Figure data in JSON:
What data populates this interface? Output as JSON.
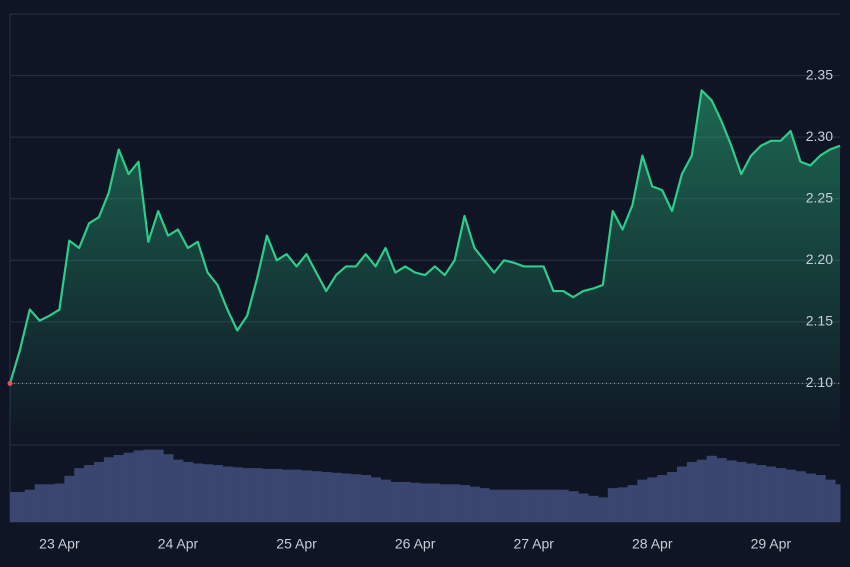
{
  "chart_data": {
    "type": "line",
    "categories": [
      null,
      null,
      null,
      null,
      null,
      "23 Apr",
      null,
      null,
      null,
      null,
      null,
      null,
      null,
      null,
      null,
      null,
      null,
      "24 Apr",
      null,
      null,
      null,
      null,
      null,
      null,
      null,
      null,
      null,
      null,
      null,
      "25 Apr",
      null,
      null,
      null,
      null,
      null,
      null,
      null,
      null,
      null,
      null,
      null,
      "26 Apr",
      null,
      null,
      null,
      null,
      null,
      null,
      null,
      null,
      null,
      null,
      null,
      "27 Apr",
      null,
      null,
      null,
      null,
      null,
      null,
      null,
      null,
      null,
      null,
      null,
      "28 Apr",
      null,
      null,
      null,
      null,
      null,
      null,
      null,
      null,
      null,
      null,
      null,
      "29 Apr",
      null,
      null,
      null,
      null,
      null,
      null,
      null
    ],
    "values": [
      2.1,
      2.127,
      2.16,
      2.151,
      2.155,
      2.16,
      2.216,
      2.21,
      2.23,
      2.235,
      2.255,
      2.29,
      2.27,
      2.28,
      2.215,
      2.24,
      2.22,
      2.225,
      2.21,
      2.215,
      2.19,
      2.18,
      2.16,
      2.143,
      2.155,
      2.185,
      2.22,
      2.2,
      2.205,
      2.195,
      2.205,
      2.19,
      2.175,
      2.188,
      2.195,
      2.195,
      2.205,
      2.195,
      2.21,
      2.19,
      2.195,
      2.19,
      2.188,
      2.195,
      2.188,
      2.2,
      2.236,
      2.21,
      2.2,
      2.19,
      2.2,
      2.198,
      2.195,
      2.195,
      2.195,
      2.175,
      2.175,
      2.17,
      2.175,
      2.177,
      2.18,
      2.24,
      2.225,
      2.245,
      2.285,
      2.26,
      2.257,
      2.24,
      2.27,
      2.285,
      2.338,
      2.33,
      2.313,
      2.293,
      2.27,
      2.285,
      2.293,
      2.297,
      2.297,
      2.305,
      2.28,
      2.277,
      2.285,
      2.29,
      2.293
    ],
    "color": "#2ecc8a",
    "ylim": [
      2.05,
      2.4
    ],
    "yticks": [
      {
        "value": 2.1,
        "label": "2.10"
      },
      {
        "value": 2.15,
        "label": "2.15"
      },
      {
        "value": 2.2,
        "label": "2.20"
      },
      {
        "value": 2.25,
        "label": "2.25"
      },
      {
        "value": 2.3,
        "label": "2.30"
      },
      {
        "value": 2.35,
        "label": "2.35"
      }
    ],
    "grid": true,
    "volume": {
      "color": "#3a4570",
      "ylim": [
        0,
        100
      ],
      "values": [
        39,
        39,
        42,
        49,
        49,
        50,
        60,
        70,
        74,
        78,
        84,
        87,
        90,
        93,
        94,
        94,
        88,
        81,
        78,
        76,
        75,
        74,
        72,
        71,
        70,
        70,
        69,
        69,
        68,
        68,
        67,
        66,
        65,
        64,
        63,
        62,
        61,
        58,
        55,
        52,
        52,
        51,
        50,
        50,
        49,
        49,
        48,
        46,
        44,
        42,
        42,
        42,
        42,
        42,
        42,
        42,
        42,
        40,
        37,
        34,
        32,
        44,
        45,
        48,
        55,
        58,
        61,
        65,
        72,
        78,
        81,
        86,
        83,
        80,
        78,
        76,
        74,
        72,
        70,
        68,
        66,
        63,
        61,
        55,
        49
      ]
    }
  }
}
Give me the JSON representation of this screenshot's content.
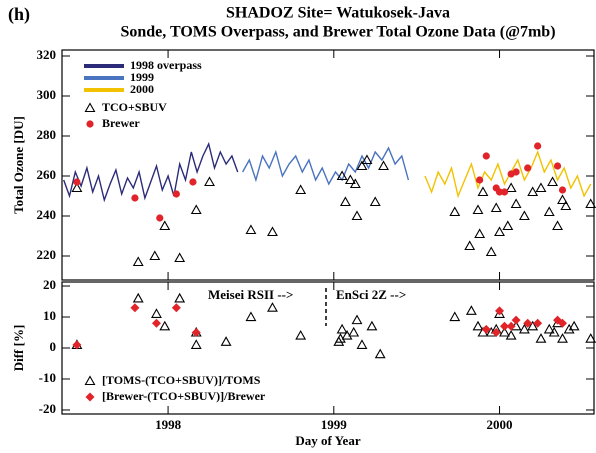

#### STATED PROBLEM:
In the records, locate each line holding the string "label" and copy it.

#### CORRECT RESPONSE:
        "label": "2.10"
        "label": "2.15"
        "label": "2.20"
        "label": "2.25"
        "label": "2.30"
        "label": "2.35"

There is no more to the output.